--- start of DATA PROVIDED ---

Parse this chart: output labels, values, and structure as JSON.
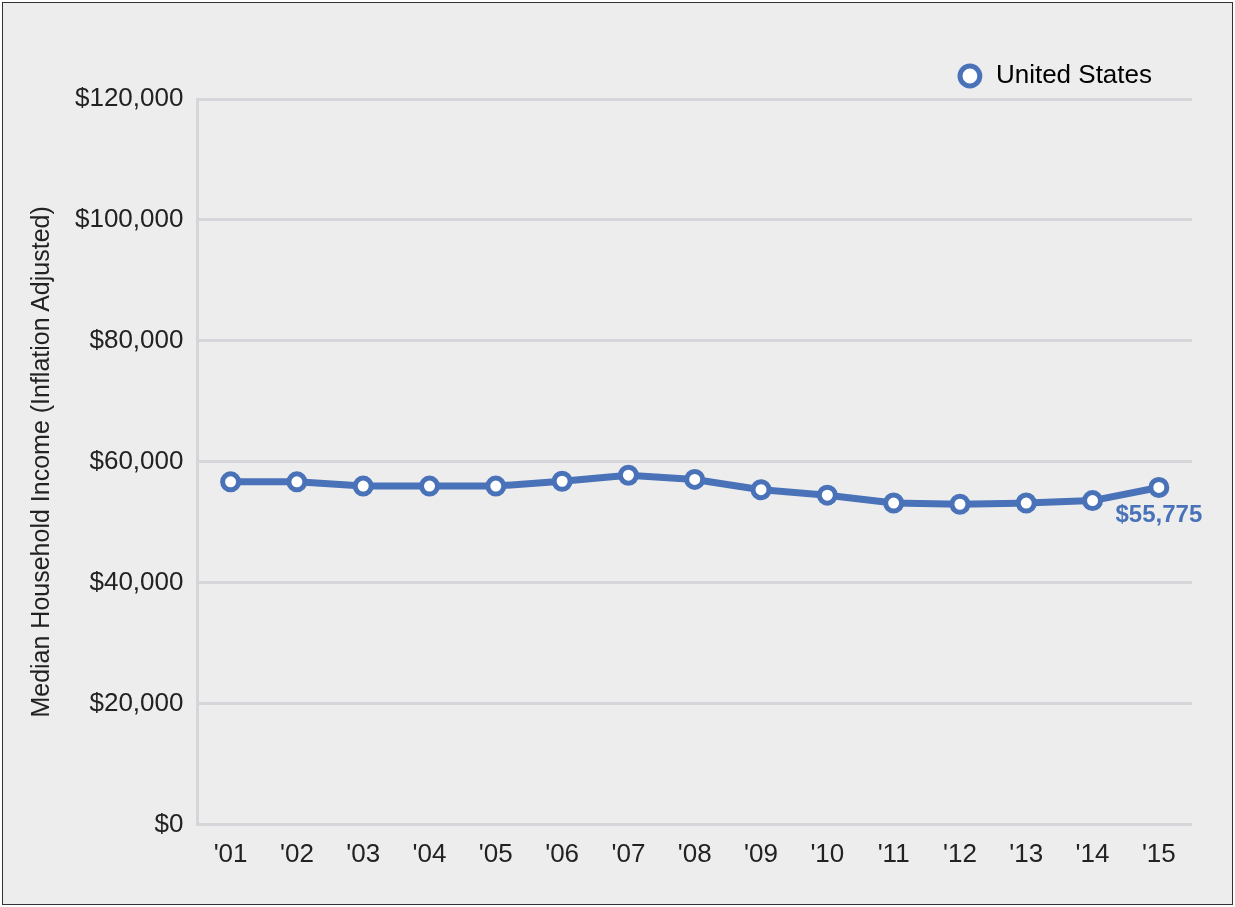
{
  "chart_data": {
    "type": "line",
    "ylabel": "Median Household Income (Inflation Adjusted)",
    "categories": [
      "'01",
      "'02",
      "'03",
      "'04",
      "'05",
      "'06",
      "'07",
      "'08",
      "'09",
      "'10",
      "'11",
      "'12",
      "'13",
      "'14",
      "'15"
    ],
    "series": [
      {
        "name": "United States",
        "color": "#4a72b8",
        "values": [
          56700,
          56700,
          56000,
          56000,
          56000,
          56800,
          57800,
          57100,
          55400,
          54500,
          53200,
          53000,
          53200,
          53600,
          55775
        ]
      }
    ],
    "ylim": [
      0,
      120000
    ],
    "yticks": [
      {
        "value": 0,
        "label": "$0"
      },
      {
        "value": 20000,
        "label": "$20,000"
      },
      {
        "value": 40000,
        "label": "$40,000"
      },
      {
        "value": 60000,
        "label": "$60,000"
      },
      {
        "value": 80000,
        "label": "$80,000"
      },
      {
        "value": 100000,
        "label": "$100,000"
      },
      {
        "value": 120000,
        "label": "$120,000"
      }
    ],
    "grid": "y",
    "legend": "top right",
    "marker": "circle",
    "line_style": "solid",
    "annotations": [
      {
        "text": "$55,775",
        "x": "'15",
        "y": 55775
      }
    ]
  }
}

--- end of DATA PROVIDED ---

Reproduce each line exactly, please, except for any pictures.

Parse this chart: output labels, values, and structure as JSON.
{
  "chart_data": {
    "type": "line",
    "ylabel": "Median Household Income (Inflation Adjusted)",
    "categories": [
      "'01",
      "'02",
      "'03",
      "'04",
      "'05",
      "'06",
      "'07",
      "'08",
      "'09",
      "'10",
      "'11",
      "'12",
      "'13",
      "'14",
      "'15"
    ],
    "series": [
      {
        "name": "United States",
        "color": "#4a72b8",
        "values": [
          56700,
          56700,
          56000,
          56000,
          56000,
          56800,
          57800,
          57100,
          55400,
          54500,
          53200,
          53000,
          53200,
          53600,
          55775
        ]
      }
    ],
    "ylim": [
      0,
      120000
    ],
    "yticks": [
      {
        "value": 0,
        "label": "$0"
      },
      {
        "value": 20000,
        "label": "$20,000"
      },
      {
        "value": 40000,
        "label": "$40,000"
      },
      {
        "value": 60000,
        "label": "$60,000"
      },
      {
        "value": 80000,
        "label": "$80,000"
      },
      {
        "value": 100000,
        "label": "$100,000"
      },
      {
        "value": 120000,
        "label": "$120,000"
      }
    ],
    "grid": "y",
    "legend": "top right",
    "marker": "circle",
    "line_style": "solid",
    "annotations": [
      {
        "text": "$55,775",
        "x": "'15",
        "y": 55775
      }
    ]
  }
}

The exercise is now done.